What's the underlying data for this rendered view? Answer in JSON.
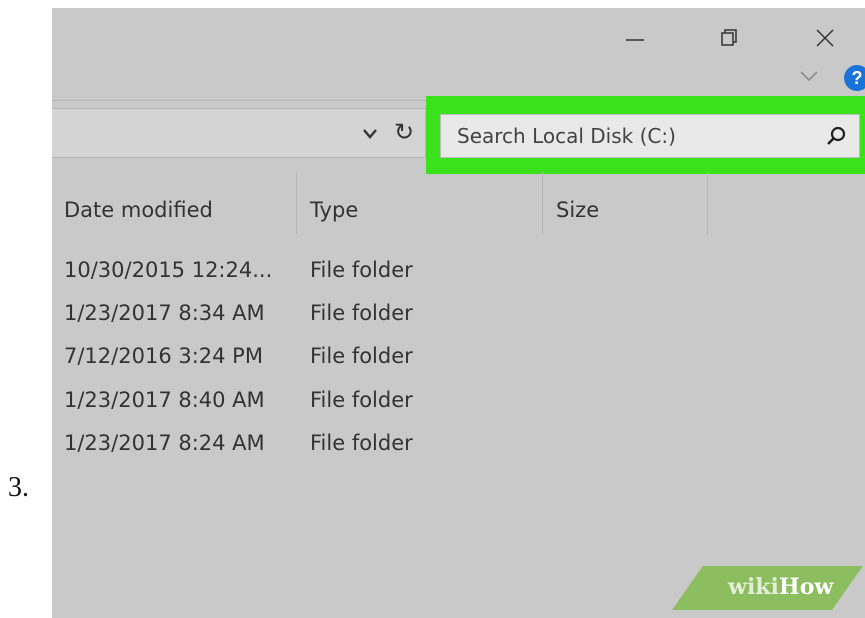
{
  "step": {
    "number": "3."
  },
  "window_controls": {
    "minimize_icon": "minimize-icon",
    "maximize_icon": "restore-icon",
    "close_icon": "close-icon"
  },
  "ribbon": {
    "collapse_icon": "chevron-down-icon",
    "help_label": "?"
  },
  "address_bar": {
    "dropdown_icon": "chevron-down-icon",
    "refresh_label": "↻"
  },
  "search": {
    "placeholder": "Search Local Disk (C:)",
    "icon": "search-icon",
    "highlight_color": "#39e21b"
  },
  "columns": {
    "date_modified": "Date modified",
    "type": "Type",
    "size": "Size"
  },
  "rows": [
    {
      "date": "10/30/2015 12:24...",
      "type": "File folder",
      "size": ""
    },
    {
      "date": "1/23/2017 8:34 AM",
      "type": "File folder",
      "size": ""
    },
    {
      "date": "7/12/2016 3:24 PM",
      "type": "File folder",
      "size": ""
    },
    {
      "date": "1/23/2017 8:40 AM",
      "type": "File folder",
      "size": ""
    },
    {
      "date": "1/23/2017 8:24 AM",
      "type": "File folder",
      "size": ""
    }
  ],
  "watermark": {
    "wiki": "wiki",
    "how": "How"
  }
}
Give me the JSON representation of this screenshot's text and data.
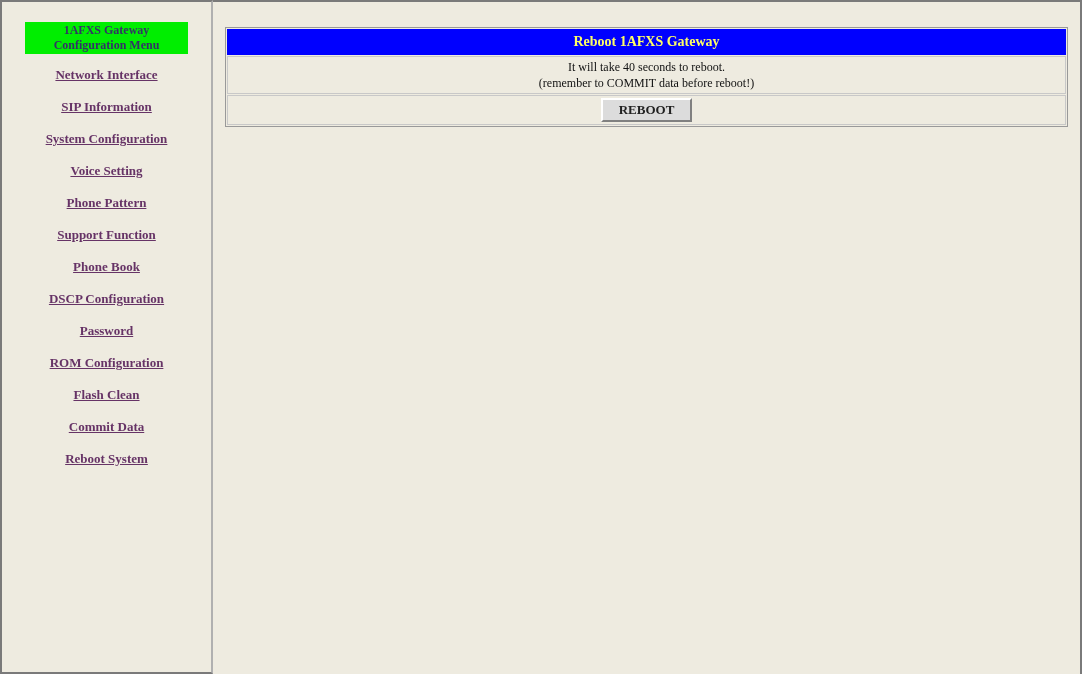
____
**Stated goal**.
Scan the listing above. Gather each line that contains the word "down".

**Output**.
    "collapse_icon": "chevron-down-icon",
    "dropdown_icon": "chevron-down-icon",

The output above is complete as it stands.